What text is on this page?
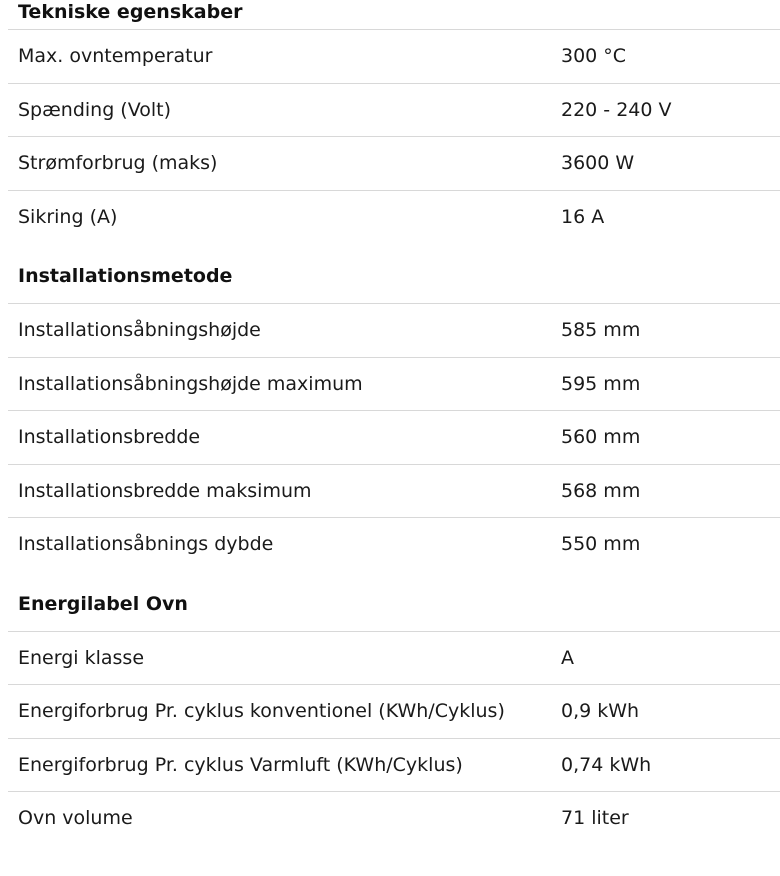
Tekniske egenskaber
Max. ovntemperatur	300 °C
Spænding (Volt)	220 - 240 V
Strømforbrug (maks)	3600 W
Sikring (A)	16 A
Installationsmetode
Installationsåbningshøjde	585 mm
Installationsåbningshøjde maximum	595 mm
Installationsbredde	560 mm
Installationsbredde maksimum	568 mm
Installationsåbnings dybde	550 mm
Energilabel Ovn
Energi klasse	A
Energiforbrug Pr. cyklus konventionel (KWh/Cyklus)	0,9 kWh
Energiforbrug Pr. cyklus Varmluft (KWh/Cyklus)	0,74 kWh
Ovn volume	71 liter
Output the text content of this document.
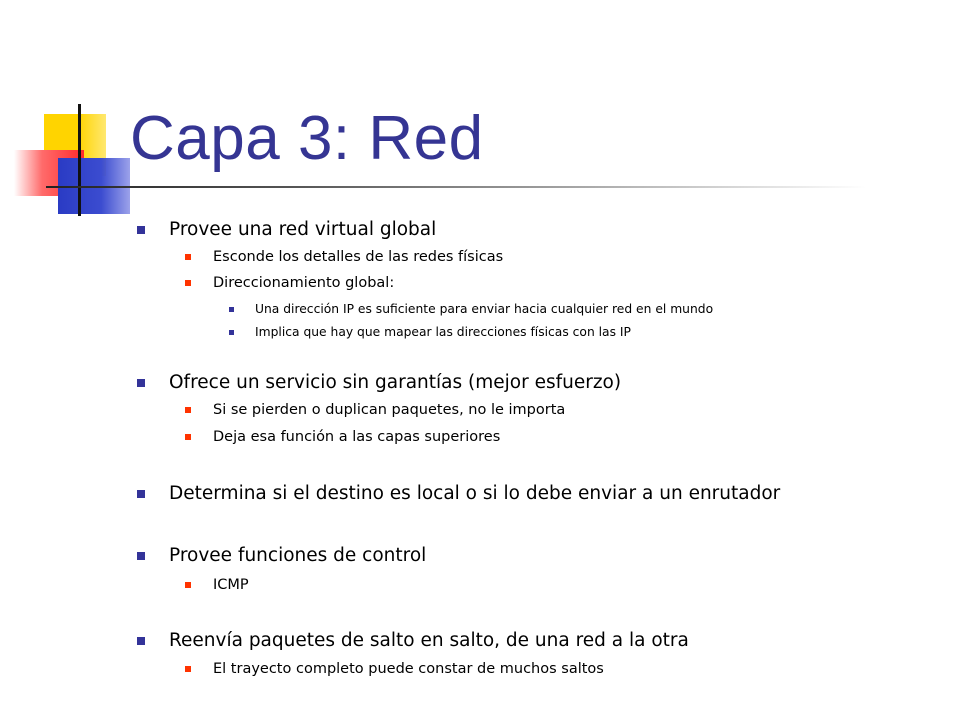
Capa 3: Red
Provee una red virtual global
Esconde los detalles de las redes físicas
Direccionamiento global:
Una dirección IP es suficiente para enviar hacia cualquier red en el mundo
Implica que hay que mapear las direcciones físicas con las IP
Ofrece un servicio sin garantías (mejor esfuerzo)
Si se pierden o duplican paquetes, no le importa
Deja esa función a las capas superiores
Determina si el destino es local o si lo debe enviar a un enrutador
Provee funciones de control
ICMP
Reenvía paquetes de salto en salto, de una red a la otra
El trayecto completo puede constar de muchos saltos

■ **REQUEST**:
Write out every line of the listing that holds the word "físicas".

■ **PROBLEM SOLUTION**:
Esconde los detalles de las redes físicas
Implica que hay que mapear las direcciones físicas con las IP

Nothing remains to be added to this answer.